Given request >> Go through the data below. List every line that holds the word "demain".

- - - - -

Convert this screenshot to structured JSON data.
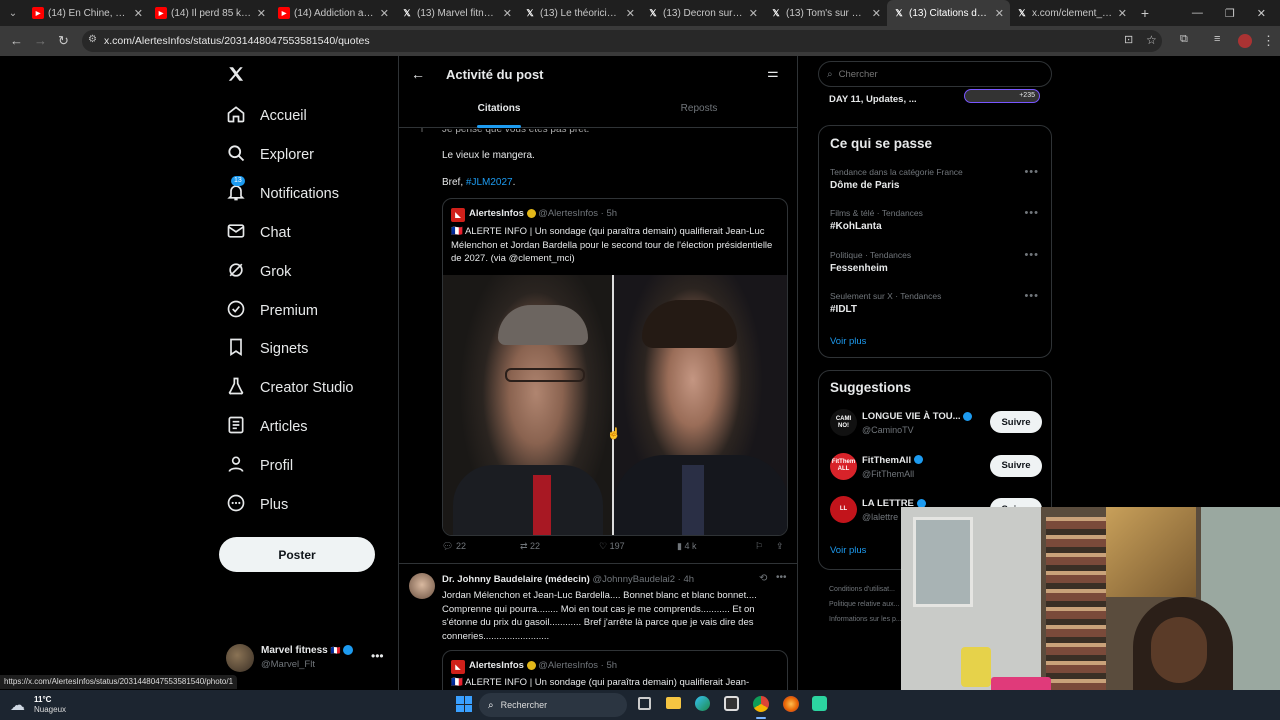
{
  "browser": {
    "tabs": [
      {
        "title": "(14) En Chine, ces ent",
        "icon": "youtube-icon"
      },
      {
        "title": "(14) Il perd 85 kg en",
        "icon": "youtube-icon"
      },
      {
        "title": "(14) Addiction au spo",
        "icon": "youtube-icon"
      },
      {
        "title": "(13) Marvel fitness re",
        "icon": "x-icon"
      },
      {
        "title": "(13) Le théoricien sur",
        "icon": "x-icon"
      },
      {
        "title": "(13) Decron sur X : \"",
        "icon": "x-icon"
      },
      {
        "title": "(13) Tom's sur X : \"Le",
        "icon": "x-icon"
      },
      {
        "title": "(13) Citations de ce p",
        "icon": "x-icon",
        "active": true
      },
      {
        "title": "x.com/clement_mci",
        "icon": "x-icon"
      }
    ],
    "url": "x.com/AlertesInfos/status/2031448047553581540/quotes",
    "status_url": "https://x.com/AlertesInfos/status/2031448047553581540/photo/1"
  },
  "sidebar": {
    "items": [
      {
        "label": "Accueil",
        "icon": "home-icon"
      },
      {
        "label": "Explorer",
        "icon": "search-icon"
      },
      {
        "label": "Notifications",
        "icon": "bell-icon",
        "badge": "13"
      },
      {
        "label": "Chat",
        "icon": "mail-icon"
      },
      {
        "label": "Grok",
        "icon": "grok-icon"
      },
      {
        "label": "Premium",
        "icon": "verified-icon"
      },
      {
        "label": "Signets",
        "icon": "bookmark-icon"
      },
      {
        "label": "Creator Studio",
        "icon": "flask-icon"
      },
      {
        "label": "Articles",
        "icon": "article-icon"
      },
      {
        "label": "Profil",
        "icon": "person-icon"
      },
      {
        "label": "Plus",
        "icon": "more-circle-icon"
      }
    ],
    "post_button": "Poster",
    "account": {
      "name": "Marvel fitness",
      "flag": "🇫🇷",
      "handle": "@Marvel_Flt"
    }
  },
  "header": {
    "title": "Activité du post",
    "tabs": [
      "Citations",
      "Reposts"
    ]
  },
  "post1": {
    "line0": "Je pense que vous êtes pas prêt.",
    "line1": "Le vieux le mangera.",
    "line2_prefix": "Bref, ",
    "hashtag": "#JLM2027",
    "line2_suffix": ".",
    "quoted": {
      "name": "AlertesInfos",
      "handle": "@AlertesInfos",
      "time": "· 5h",
      "text": "🇫🇷 ALERTE INFO | Un sondage (qui paraîtra demain) qualifierait Jean-Luc Mélenchon et Jordan Bardella pour le second tour de l'élection présidentielle de 2027. (via @clement_mci)"
    },
    "stats": {
      "replies": "22",
      "reposts": "22",
      "likes": "197",
      "views": "4 k"
    }
  },
  "post2": {
    "name": "Dr. Johnny Baudelaire (médecin)",
    "handle": "@JohnnyBaudelai2",
    "time": "· 4h",
    "text": "Jordan Mélenchon et Jean-Luc Bardella.... Bonnet blanc et blanc bonnet.... Comprenne qui pourra........ Moi en tout cas je me comprends........... Et on s'étonne du prix du gasoil............ Bref j'arrête là parce que je vais dire des conneries.........................",
    "quoted": {
      "name": "AlertesInfos",
      "handle": "@AlertesInfos",
      "time": "· 5h",
      "text": "🇫🇷 ALERTE INFO | Un sondage (qui paraîtra demain) qualifierait Jean-"
    }
  },
  "right": {
    "search_placeholder": "Chercher",
    "top_item": "DAY 11, Updates, ...",
    "top_badge": "+235",
    "trends_title": "Ce qui se passe",
    "trends": [
      {
        "meta": "Tendance dans la catégorie France",
        "name": "Dôme de Paris"
      },
      {
        "meta": "Films & télé · Tendances",
        "name": "#KohLanta"
      },
      {
        "meta": "Politique · Tendances",
        "name": "Fessenheim"
      },
      {
        "meta": "Seulement sur X · Tendances",
        "name": "#IDLT"
      }
    ],
    "see_more": "Voir plus",
    "suggestions_title": "Suggestions",
    "suggestions": [
      {
        "name": "LONGUE VIE À TOU...",
        "handle": "@CaminoTV",
        "avatar": "CAMI NO!",
        "button": "Suivre"
      },
      {
        "name": "FitThemAll",
        "handle": "@FitThemAll",
        "avatar": "FitThem ALL",
        "button": "Suivre"
      },
      {
        "name": "LA LETTRE",
        "handle": "@lalettre",
        "avatar": "LL",
        "button": "Suivre"
      }
    ],
    "see_more2": "Voir plus",
    "footer": [
      "Conditions d'utilisat...",
      "Politique relative aux...",
      "Informations sur les p..."
    ]
  },
  "taskbar": {
    "temp": "11°C",
    "weather": "Nuageux",
    "search": "Rechercher"
  },
  "colors": {
    "accent": "#1d9bf0",
    "bg": "#000000",
    "border": "#2f3336",
    "muted": "#71767b"
  }
}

- - - - -

Expected answer >>
      "text": "🇫🇷 ALERTE INFO | Un sondage (qui paraîtra demain) qualifierait Jean-Luc Mélenchon et Jordan Bardella pour le second tour de l'élection présidentielle de 2027. (via @clement_mci)"
      "text": "🇫🇷 ALERTE INFO | Un sondage (qui paraîtra demain) qualifierait Jean-"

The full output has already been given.